--- EXTRACTED MATERIAL ---

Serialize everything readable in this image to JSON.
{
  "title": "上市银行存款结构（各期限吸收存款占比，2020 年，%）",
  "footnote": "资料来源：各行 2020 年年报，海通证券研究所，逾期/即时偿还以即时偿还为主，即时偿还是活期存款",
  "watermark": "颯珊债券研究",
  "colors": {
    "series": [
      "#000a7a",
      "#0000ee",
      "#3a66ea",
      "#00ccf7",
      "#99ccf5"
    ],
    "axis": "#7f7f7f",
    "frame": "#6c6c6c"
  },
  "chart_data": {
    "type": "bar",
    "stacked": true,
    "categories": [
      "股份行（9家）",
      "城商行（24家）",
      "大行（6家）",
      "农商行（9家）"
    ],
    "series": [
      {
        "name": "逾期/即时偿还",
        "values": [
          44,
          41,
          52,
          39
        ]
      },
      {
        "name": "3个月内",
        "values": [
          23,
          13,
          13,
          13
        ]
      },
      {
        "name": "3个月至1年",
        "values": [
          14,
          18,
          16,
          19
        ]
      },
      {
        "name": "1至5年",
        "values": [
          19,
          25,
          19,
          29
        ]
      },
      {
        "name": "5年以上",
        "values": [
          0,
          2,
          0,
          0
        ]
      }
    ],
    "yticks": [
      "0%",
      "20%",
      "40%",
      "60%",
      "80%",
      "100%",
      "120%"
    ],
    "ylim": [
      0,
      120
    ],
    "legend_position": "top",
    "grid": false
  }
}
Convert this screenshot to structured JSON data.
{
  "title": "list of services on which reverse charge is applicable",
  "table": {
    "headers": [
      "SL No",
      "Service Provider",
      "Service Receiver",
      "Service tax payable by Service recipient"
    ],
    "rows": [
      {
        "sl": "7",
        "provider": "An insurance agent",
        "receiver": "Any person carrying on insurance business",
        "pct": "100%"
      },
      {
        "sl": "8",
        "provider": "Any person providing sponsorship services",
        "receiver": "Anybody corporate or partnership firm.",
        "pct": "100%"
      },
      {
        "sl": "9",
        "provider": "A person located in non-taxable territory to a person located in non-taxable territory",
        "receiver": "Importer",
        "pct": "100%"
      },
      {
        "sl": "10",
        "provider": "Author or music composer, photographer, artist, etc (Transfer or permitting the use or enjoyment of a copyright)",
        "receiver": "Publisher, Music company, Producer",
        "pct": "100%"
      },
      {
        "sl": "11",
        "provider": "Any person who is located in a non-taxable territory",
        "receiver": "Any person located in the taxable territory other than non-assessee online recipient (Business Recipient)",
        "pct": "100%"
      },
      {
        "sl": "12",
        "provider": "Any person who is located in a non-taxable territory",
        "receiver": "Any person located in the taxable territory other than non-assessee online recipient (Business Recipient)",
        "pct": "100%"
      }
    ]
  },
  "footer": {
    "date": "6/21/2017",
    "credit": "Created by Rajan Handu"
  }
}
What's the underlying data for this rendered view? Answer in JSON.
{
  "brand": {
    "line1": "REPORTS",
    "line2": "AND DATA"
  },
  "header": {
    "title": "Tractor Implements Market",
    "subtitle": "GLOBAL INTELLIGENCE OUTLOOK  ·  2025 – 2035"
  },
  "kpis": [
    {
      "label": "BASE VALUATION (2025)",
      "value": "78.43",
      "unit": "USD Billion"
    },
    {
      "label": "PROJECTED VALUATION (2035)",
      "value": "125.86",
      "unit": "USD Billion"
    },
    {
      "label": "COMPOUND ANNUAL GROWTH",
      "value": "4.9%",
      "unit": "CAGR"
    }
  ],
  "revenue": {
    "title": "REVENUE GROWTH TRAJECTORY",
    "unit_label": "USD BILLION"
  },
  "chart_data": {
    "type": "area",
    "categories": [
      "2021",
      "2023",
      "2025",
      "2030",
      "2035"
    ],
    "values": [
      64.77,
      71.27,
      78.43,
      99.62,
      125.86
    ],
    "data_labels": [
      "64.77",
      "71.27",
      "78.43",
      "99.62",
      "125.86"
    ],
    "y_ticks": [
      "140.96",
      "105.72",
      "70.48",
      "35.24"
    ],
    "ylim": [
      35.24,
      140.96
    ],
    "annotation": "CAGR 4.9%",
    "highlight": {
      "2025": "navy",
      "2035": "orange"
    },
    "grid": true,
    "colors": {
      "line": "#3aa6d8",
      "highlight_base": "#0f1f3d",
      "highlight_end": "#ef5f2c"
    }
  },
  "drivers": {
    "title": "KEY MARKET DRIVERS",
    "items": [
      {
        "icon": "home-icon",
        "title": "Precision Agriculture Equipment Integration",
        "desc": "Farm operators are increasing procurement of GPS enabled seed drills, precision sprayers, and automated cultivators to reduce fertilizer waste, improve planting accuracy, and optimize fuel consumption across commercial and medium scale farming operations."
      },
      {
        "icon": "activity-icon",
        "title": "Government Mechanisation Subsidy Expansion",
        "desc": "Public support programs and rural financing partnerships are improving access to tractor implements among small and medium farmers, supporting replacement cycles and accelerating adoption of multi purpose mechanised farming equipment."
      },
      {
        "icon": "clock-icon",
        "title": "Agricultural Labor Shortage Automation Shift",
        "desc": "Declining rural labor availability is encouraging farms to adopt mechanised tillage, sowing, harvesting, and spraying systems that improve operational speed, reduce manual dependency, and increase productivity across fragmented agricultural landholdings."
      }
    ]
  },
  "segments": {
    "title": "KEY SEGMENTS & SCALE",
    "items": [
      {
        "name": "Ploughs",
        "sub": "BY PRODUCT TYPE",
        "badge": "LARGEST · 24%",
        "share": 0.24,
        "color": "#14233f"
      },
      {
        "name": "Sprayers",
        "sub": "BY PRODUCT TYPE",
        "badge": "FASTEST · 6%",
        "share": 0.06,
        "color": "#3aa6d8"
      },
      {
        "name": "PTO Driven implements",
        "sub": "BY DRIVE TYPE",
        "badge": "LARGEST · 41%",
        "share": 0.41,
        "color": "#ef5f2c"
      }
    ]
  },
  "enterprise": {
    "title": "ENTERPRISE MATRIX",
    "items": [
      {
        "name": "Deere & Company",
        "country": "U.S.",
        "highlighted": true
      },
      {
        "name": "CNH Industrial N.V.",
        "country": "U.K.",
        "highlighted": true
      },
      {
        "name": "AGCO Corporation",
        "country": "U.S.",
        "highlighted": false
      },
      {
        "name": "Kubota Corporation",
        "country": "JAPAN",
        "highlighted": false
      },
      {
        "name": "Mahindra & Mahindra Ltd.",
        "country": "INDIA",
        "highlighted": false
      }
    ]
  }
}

---

Give the material above again, word for word.

Serialize everything readable in this image to JSON.
{
  "title": "上市银行存款结构（各期限吸收存款占比，2020 年，%）",
  "footnote": "资料来源：各行 2020 年年报，海通证券研究所，逾期/即时偿还以即时偿还为主，即时偿还是活期存款",
  "watermark": "颯珊债券研究",
  "colors": {
    "series": [
      "#000a7a",
      "#0000ee",
      "#3a66ea",
      "#00ccf7",
      "#99ccf5"
    ],
    "axis": "#7f7f7f",
    "frame": "#6c6c6c"
  },
  "chart_data": {
    "type": "bar",
    "stacked": true,
    "categories": [
      "股份行（9家）",
      "城商行（24家）",
      "大行（6家）",
      "农商行（9家）"
    ],
    "series": [
      {
        "name": "逾期/即时偿还",
        "values": [
          44,
          41,
          52,
          39
        ]
      },
      {
        "name": "3个月内",
        "values": [
          23,
          13,
          13,
          13
        ]
      },
      {
        "name": "3个月至1年",
        "values": [
          14,
          18,
          16,
          19
        ]
      },
      {
        "name": "1至5年",
        "values": [
          19,
          25,
          19,
          29
        ]
      },
      {
        "name": "5年以上",
        "values": [
          0,
          2,
          0,
          0
        ]
      }
    ],
    "yticks": [
      "0%",
      "20%",
      "40%",
      "60%",
      "80%",
      "100%",
      "120%"
    ],
    "ylim": [
      0,
      120
    ],
    "legend_position": "top",
    "grid": false
  }
}
Convert this screenshot to structured JSON data.
{
  "title": "list of services on which reverse charge is applicable",
  "table": {
    "headers": [
      "SL No",
      "Service Provider",
      "Service Receiver",
      "Service tax payable by Service recipient"
    ],
    "rows": [
      {
        "sl": "7",
        "provider": "An insurance agent",
        "receiver": "Any person carrying on insurance business",
        "pct": "100%"
      },
      {
        "sl": "8",
        "provider": "Any person providing sponsorship services",
        "receiver": "Anybody corporate or partnership firm.",
        "pct": "100%"
      },
      {
        "sl": "9",
        "provider": "A person located in non-taxable territory to a person located in non-taxable territory",
        "receiver": "Importer",
        "pct": "100%"
      },
      {
        "sl": "10",
        "provider": "Author or music composer, photographer, artist, etc (Transfer or permitting the use or enjoyment of a copyright)",
        "receiver": "Publisher, Music company, Producer",
        "pct": "100%"
      },
      {
        "sl": "11",
        "provider": "Any person who is located in a non-taxable territory",
        "receiver": "Any person located in the taxable territory other than non-assessee online recipient (Business Recipient)",
        "pct": "100%"
      },
      {
        "sl": "12",
        "provider": "Any person who is located in a non-taxable territory",
        "receiver": "Any person located in the taxable territory other than non-assessee online recipient (Business Recipient)",
        "pct": "100%"
      }
    ]
  },
  "footer": {
    "date": "6/21/2017",
    "credit": "Created by Rajan Handu"
  }
}
What's the underlying data for this rendered view? Answer in JSON.
{
  "brand": {
    "line1": "REPORTS",
    "line2": "AND DATA"
  },
  "header": {
    "title": "Tractor Implements Market",
    "subtitle": "GLOBAL INTELLIGENCE OUTLOOK  ·  2025 – 2035"
  },
  "kpis": [
    {
      "label": "BASE VALUATION (2025)",
      "value": "78.43",
      "unit": "USD Billion"
    },
    {
      "label": "PROJECTED VALUATION (2035)",
      "value": "125.86",
      "unit": "USD Billion"
    },
    {
      "label": "COMPOUND ANNUAL GROWTH",
      "value": "4.9%",
      "unit": "CAGR"
    }
  ],
  "revenue": {
    "title": "REVENUE GROWTH TRAJECTORY",
    "unit_label": "USD BILLION"
  },
  "chart_data": {
    "type": "area",
    "categories": [
      "2021",
      "2023",
      "2025",
      "2030",
      "2035"
    ],
    "values": [
      64.77,
      71.27,
      78.43,
      99.62,
      125.86
    ],
    "data_labels": [
      "64.77",
      "71.27",
      "78.43",
      "99.62",
      "125.86"
    ],
    "y_ticks": [
      "140.96",
      "105.72",
      "70.48",
      "35.24"
    ],
    "ylim": [
      35.24,
      140.96
    ],
    "annotation": "CAGR 4.9%",
    "highlight": {
      "2025": "navy",
      "2035": "orange"
    },
    "grid": true,
    "colors": {
      "line": "#3aa6d8",
      "highlight_base": "#0f1f3d",
      "highlight_end": "#ef5f2c"
    }
  },
  "drivers": {
    "title": "KEY MARKET DRIVERS",
    "items": [
      {
        "icon": "home-icon",
        "title": "Precision Agriculture Equipment Integration",
        "desc": "Farm operators are increasing procurement of GPS enabled seed drills, precision sprayers, and automated cultivators to reduce fertilizer waste, improve planting accuracy, and optimize fuel consumption across commercial and medium scale farming operations."
      },
      {
        "icon": "activity-icon",
        "title": "Government Mechanisation Subsidy Expansion",
        "desc": "Public support programs and rural financing partnerships are improving access to tractor implements among small and medium farmers, supporting replacement cycles and accelerating adoption of multi purpose mechanised farming equipment."
      },
      {
        "icon": "clock-icon",
        "title": "Agricultural Labor Shortage Automation Shift",
        "desc": "Declining rural labor availability is encouraging farms to adopt mechanised tillage, sowing, harvesting, and spraying systems that improve operational speed, reduce manual dependency, and increase productivity across fragmented agricultural landholdings."
      }
    ]
  },
  "segments": {
    "title": "KEY SEGMENTS & SCALE",
    "items": [
      {
        "name": "Ploughs",
        "sub": "BY PRODUCT TYPE",
        "badge": "LARGEST · 24%",
        "share": 0.24,
        "color": "#14233f"
      },
      {
        "name": "Sprayers",
        "sub": "BY PRODUCT TYPE",
        "badge": "FASTEST · 6%",
        "share": 0.06,
        "color": "#3aa6d8"
      },
      {
        "name": "PTO Driven implements",
        "sub": "BY DRIVE TYPE",
        "badge": "LARGEST · 41%",
        "share": 0.41,
        "color": "#ef5f2c"
      }
    ]
  },
  "enterprise": {
    "title": "ENTERPRISE MATRIX",
    "items": [
      {
        "name": "Deere & Company",
        "country": "U.S.",
        "highlighted": true
      },
      {
        "name": "CNH Industrial N.V.",
        "country": "U.K.",
        "highlighted": true
      },
      {
        "name": "AGCO Corporation",
        "country": "U.S.",
        "highlighted": false
      },
      {
        "name": "Kubota Corporation",
        "country": "JAPAN",
        "highlighted": false
      },
      {
        "name": "Mahindra & Mahindra Ltd.",
        "country": "INDIA",
        "highlighted": false
      }
    ]
  }
}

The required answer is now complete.